====== Input ======
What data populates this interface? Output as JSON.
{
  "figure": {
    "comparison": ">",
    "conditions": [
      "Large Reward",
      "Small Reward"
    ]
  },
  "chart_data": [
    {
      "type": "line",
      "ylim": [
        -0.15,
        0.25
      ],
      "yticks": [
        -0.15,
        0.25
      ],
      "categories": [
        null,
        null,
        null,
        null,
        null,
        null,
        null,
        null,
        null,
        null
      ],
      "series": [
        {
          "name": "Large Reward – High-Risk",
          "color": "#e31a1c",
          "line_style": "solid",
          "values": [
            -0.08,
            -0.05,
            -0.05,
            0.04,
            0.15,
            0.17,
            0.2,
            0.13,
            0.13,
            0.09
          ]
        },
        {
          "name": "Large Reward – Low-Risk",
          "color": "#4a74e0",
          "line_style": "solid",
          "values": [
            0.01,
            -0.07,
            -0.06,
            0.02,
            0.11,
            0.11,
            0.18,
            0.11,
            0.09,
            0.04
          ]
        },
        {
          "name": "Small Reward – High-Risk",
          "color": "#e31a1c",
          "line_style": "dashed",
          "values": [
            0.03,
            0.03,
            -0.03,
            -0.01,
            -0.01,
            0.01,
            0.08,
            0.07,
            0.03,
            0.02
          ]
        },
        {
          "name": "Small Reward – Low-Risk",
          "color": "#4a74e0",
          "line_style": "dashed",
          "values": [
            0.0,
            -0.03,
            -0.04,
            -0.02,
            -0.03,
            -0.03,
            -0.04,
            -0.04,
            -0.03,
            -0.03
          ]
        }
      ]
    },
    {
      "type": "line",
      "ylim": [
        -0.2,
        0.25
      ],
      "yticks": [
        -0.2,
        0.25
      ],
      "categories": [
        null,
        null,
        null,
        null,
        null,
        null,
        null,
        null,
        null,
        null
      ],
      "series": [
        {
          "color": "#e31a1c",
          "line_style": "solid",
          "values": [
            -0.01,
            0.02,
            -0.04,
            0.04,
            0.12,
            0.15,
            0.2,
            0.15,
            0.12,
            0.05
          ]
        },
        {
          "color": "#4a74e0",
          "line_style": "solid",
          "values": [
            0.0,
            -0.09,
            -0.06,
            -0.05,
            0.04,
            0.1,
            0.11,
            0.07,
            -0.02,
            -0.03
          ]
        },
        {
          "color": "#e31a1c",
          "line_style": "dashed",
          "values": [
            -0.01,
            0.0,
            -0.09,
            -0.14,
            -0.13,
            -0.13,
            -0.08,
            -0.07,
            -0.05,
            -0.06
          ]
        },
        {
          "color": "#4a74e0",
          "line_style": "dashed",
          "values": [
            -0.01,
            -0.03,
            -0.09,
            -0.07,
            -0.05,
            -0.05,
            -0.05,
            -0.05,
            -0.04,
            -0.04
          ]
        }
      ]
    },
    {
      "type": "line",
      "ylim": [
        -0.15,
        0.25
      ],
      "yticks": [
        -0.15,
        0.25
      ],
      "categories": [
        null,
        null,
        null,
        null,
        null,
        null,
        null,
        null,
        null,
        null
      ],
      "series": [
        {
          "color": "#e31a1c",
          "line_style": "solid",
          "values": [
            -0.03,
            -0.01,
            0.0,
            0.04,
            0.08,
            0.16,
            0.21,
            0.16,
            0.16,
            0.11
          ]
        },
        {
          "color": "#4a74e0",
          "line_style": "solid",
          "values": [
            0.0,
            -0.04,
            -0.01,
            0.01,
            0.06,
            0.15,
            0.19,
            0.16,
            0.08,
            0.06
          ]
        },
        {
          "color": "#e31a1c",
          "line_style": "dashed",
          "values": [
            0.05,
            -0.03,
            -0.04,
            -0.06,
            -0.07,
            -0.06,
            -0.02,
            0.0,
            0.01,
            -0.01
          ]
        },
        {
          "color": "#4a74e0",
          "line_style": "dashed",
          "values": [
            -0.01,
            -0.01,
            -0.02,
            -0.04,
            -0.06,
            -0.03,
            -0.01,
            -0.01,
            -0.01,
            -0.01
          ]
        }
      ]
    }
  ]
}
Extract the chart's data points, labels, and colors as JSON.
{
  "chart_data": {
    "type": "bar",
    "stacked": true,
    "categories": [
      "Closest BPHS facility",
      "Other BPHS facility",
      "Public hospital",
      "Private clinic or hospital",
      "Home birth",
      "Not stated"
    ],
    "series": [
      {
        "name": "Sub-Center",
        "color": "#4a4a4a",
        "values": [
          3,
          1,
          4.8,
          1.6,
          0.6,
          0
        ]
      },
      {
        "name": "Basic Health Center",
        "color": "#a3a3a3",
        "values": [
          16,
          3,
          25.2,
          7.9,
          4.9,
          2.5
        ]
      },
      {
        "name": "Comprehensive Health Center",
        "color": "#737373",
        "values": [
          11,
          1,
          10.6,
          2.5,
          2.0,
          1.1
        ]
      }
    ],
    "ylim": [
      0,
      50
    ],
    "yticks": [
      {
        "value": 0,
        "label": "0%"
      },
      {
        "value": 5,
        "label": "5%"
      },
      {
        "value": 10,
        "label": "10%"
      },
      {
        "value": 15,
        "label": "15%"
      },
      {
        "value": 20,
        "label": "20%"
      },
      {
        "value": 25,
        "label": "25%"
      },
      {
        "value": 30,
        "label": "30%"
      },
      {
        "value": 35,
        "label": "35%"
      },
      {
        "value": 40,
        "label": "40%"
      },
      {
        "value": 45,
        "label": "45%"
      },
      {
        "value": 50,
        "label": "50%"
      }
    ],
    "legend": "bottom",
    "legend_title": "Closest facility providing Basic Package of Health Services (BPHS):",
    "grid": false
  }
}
======
## Directions for this task
Return, unchanged, each line from the line containing "Extract the chart's" through the last line of the material.

## Response to this task
Extract the chart's data points, labels, and colors as JSON.
{
  "chart_data": {
    "type": "bar",
    "stacked": true,
    "categories": [
      "Closest BPHS facility",
      "Other BPHS facility",
      "Public hospital",
      "Private clinic or hospital",
      "Home birth",
      "Not stated"
    ],
    "series": [
      {
        "name": "Sub-Center",
        "color": "#4a4a4a",
        "values": [
          3,
          1,
          4.8,
          1.6,
          0.6,
          0
        ]
      },
      {
        "name": "Basic Health Center",
        "color": "#a3a3a3",
        "values": [
          16,
          3,
          25.2,
          7.9,
          4.9,
          2.5
        ]
      },
      {
        "name": "Comprehensive Health Center",
        "color": "#737373",
        "values": [
          11,
          1,
          10.6,
          2.5,
          2.0,
          1.1
        ]
      }
    ],
    "ylim": [
      0,
      50
    ],
    "yticks": [
      {
        "value": 0,
        "label": "0%"
      },
      {
        "value": 5,
        "label": "5%"
      },
      {
        "value": 10,
        "label": "10%"
      },
      {
        "value": 15,
        "label": "15%"
      },
      {
        "value": 20,
        "label": "20%"
      },
      {
        "value": 25,
        "label": "25%"
      },
      {
        "value": 30,
        "label": "30%"
      },
      {
        "value": 35,
        "label": "35%"
      },
      {
        "value": 40,
        "label": "40%"
      },
      {
        "value": 45,
        "label": "45%"
      },
      {
        "value": 50,
        "label": "50%"
      }
    ],
    "legend": "bottom",
    "legend_title": "Closest facility providing Basic Package of Health Services (BPHS):",
    "grid": false
  }
}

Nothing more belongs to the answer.